§ Given task A
List the kinds of account that the passage on credit invisibility says a typical credit report may contain.
§ Given task B
According to the passage on credit invisibility, how many UK adults did the 2018 analysis estimate were in that position?
§ Given task C
Print the part of the passage on credit invisibility starting with "Meet the credit" and going on through "in this position.".

───── Selected excerpt

Jonathan Westley, chief data officer at Experian, on how enhanced use of data can mitigate "credit invisibility".
For many people, a typical credit report may contain a current account, a couple of utility accounts, a credit card and perhaps a mortgage. But what about those who do not have a bank account, pay for their energy with a top-up meter or aren’t named on any of the household bills?
Meet the credit invisibles – a population of people in the UK who are virtually invisible to the financial system because there is insufficient information available about their financial track record. In 2018, we ran some analysis which estimated that there were over 5.8 million adults in this position.
This group is often referred to as ‘no file’ when they aren’t on bureau records at all, or ‘thin file’ when there is some data yet not enough relevant information for organisations to make an informed decision.
With little or no information available, lenders are left with no alternative but to consider the invisibles to be high risk and can only offer them financial products at higher rates, if at all. This deficit of relevant financial information can also present problems for people trying to access crucial public services, owing to difficulties verifying their identity using online credit-report-driven services.
‘Credit invisibility’ doesn’t just affect those on the poorest incomes either – it affects a whole range of different people. For example, people may be credit invisible because they have just turned 18 and are new to credit, or they may have just recently moved to the country.
Alternatively, they could be older people who may have either paid off their mortgage and have limited use for credit, or have not previously relied on credit and, therefore, have no file at all.

──────────
───── Recorded data

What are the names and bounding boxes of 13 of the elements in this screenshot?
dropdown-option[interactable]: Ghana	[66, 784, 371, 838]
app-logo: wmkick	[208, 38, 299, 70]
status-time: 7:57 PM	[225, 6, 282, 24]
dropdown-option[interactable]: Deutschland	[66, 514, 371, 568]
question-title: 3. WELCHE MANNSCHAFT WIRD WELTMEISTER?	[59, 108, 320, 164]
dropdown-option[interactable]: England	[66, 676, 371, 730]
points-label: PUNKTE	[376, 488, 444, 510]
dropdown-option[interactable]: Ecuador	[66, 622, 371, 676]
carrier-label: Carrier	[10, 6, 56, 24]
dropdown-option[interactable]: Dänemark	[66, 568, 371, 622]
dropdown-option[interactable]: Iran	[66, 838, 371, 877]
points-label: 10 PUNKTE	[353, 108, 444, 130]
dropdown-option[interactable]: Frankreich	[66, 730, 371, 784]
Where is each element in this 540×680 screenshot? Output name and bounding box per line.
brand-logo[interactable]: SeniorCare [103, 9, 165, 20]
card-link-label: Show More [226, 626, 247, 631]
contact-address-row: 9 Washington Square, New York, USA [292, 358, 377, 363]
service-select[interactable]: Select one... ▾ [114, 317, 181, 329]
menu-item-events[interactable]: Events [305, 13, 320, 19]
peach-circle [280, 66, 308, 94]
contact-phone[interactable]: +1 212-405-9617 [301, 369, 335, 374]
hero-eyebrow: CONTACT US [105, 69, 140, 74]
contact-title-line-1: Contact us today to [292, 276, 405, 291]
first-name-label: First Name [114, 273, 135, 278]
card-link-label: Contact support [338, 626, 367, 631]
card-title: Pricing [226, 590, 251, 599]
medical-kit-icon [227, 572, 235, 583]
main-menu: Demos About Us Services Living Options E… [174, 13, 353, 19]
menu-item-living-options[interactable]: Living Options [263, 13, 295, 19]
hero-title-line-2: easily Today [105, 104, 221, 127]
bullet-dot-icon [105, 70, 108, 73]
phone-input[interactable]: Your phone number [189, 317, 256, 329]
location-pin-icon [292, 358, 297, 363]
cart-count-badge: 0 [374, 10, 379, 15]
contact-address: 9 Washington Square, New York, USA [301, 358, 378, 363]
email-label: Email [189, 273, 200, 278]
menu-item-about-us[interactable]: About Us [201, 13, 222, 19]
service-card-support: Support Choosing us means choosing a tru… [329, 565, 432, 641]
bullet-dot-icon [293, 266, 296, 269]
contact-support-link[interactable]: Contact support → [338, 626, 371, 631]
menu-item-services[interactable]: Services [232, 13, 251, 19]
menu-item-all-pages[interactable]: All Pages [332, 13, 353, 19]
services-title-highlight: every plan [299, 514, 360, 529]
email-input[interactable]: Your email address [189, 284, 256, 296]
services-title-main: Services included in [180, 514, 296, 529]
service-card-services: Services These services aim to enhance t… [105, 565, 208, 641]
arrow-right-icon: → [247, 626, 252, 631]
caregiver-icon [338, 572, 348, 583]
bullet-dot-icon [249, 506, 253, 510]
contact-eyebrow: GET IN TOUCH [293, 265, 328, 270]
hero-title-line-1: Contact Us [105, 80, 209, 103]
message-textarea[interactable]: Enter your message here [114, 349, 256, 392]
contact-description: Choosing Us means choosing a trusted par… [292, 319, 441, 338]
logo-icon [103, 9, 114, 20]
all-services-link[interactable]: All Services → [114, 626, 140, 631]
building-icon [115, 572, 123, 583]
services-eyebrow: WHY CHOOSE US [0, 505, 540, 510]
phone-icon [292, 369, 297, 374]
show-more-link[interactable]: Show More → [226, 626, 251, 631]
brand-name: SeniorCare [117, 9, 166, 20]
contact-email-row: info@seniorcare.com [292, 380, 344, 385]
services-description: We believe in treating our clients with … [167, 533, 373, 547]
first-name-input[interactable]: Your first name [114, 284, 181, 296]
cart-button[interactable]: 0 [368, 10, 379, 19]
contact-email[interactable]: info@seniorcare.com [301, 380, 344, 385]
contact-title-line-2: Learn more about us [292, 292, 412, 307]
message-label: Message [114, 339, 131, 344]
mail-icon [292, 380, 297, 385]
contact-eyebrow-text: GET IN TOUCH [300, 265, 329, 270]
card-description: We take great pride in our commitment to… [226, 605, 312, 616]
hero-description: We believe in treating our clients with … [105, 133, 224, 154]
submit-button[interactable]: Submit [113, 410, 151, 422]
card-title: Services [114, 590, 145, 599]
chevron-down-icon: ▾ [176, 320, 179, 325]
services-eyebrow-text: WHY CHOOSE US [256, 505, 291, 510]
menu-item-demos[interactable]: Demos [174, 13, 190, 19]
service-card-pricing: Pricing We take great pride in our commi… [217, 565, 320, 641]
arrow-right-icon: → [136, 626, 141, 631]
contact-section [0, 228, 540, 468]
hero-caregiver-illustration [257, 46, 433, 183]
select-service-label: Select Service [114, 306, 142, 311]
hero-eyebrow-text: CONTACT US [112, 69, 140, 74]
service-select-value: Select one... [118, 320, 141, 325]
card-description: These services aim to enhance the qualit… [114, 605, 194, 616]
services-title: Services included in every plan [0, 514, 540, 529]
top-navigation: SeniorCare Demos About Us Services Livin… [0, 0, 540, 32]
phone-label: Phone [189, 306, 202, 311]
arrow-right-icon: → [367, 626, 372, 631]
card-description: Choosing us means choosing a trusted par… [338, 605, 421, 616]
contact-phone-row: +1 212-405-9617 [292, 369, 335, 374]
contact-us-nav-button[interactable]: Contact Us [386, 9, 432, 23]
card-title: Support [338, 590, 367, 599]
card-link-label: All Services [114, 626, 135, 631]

──────────

§ Final answer A
- A current account
- A couple of utility accounts
- A credit card
- A mortgage

§ Final answer B
Over 5.8 million adults.

§ Final answer C
Meet the credit invisibles – a population of people in the UK who are virtually invisible to the financial system because there is insufficient information available about their financial track record. In 2018, we ran some analysis which estimated that there were over 5.8 million adults in this position.